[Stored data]
===
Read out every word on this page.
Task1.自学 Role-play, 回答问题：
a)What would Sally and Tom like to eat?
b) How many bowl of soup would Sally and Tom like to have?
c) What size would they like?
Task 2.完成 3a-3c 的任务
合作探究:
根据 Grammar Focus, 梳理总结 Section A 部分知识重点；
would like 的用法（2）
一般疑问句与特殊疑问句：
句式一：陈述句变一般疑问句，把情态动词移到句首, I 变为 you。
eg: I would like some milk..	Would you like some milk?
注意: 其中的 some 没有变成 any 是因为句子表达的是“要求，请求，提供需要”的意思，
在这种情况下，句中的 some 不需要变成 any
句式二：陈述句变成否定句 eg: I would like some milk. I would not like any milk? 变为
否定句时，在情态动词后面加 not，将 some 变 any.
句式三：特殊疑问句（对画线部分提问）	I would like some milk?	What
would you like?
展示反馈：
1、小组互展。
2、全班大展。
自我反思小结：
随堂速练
===
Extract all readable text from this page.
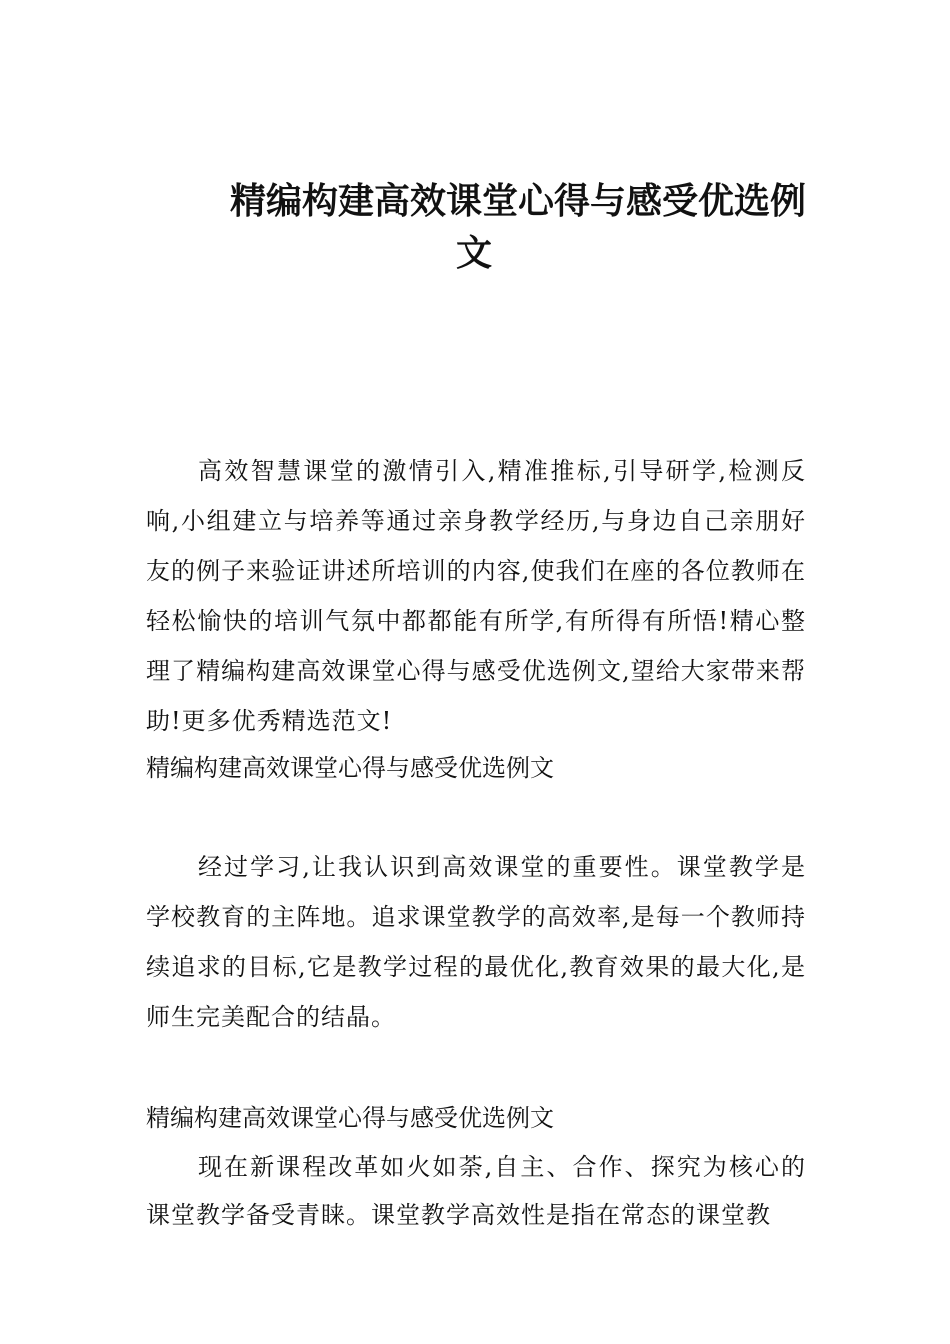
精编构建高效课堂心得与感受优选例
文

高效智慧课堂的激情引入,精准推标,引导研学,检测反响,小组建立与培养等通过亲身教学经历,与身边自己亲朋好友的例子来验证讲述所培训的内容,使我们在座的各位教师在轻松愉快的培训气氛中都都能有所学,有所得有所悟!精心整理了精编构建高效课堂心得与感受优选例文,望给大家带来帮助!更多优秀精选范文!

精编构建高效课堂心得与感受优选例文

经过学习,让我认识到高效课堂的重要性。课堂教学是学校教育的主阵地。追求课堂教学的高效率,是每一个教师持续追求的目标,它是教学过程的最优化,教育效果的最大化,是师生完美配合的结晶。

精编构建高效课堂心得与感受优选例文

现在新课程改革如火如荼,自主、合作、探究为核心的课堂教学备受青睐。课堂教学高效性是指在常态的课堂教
===
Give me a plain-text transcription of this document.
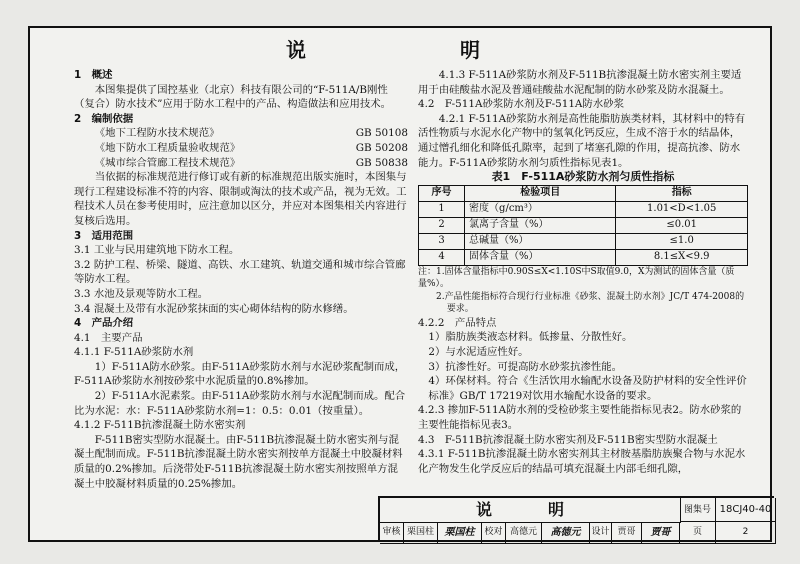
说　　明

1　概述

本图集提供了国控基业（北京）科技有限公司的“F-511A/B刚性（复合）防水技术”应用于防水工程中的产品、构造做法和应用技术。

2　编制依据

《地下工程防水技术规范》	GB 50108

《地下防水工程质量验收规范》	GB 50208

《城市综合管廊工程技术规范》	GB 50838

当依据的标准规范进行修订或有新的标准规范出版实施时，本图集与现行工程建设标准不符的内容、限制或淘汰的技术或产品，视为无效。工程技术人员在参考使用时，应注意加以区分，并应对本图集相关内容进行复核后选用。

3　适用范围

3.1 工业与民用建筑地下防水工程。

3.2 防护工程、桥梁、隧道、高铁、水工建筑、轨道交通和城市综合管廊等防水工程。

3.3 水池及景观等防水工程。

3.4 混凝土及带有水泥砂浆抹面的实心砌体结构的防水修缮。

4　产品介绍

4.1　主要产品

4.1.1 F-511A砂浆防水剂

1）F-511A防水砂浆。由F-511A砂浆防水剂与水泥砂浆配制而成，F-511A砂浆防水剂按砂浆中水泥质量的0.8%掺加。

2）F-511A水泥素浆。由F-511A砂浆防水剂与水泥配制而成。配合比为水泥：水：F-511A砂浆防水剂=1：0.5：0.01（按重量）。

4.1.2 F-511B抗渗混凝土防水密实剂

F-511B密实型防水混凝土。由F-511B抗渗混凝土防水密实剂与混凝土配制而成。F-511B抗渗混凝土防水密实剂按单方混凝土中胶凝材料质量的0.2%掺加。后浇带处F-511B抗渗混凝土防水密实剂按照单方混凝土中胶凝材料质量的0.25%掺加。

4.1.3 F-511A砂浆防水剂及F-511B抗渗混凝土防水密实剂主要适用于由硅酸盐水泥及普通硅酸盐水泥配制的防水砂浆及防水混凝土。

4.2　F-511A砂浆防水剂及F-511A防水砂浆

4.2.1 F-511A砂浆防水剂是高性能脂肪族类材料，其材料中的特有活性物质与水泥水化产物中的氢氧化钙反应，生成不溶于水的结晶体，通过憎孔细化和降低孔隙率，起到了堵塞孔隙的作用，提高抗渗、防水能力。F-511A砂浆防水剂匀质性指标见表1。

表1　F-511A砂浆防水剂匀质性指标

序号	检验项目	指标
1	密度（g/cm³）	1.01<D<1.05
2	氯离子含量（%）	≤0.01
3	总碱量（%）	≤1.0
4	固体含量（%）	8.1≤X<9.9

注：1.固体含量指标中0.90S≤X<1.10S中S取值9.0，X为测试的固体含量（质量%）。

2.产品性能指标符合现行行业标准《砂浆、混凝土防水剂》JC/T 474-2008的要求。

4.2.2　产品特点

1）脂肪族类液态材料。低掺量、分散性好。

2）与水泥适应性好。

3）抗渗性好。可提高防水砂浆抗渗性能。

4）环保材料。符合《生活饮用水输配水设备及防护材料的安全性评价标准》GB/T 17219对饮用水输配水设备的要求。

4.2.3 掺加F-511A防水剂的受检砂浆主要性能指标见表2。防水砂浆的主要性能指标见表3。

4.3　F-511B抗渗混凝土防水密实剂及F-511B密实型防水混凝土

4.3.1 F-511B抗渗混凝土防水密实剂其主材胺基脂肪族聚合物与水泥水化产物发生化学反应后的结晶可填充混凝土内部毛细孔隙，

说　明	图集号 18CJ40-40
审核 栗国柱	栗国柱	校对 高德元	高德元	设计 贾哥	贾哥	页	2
===
Exercise — Search the records above for the string "this". Copy every line that contains it.

The answer —
Read out every word on this page.
Extract all readable text from this page.
Give me a plain-text transcription of this document.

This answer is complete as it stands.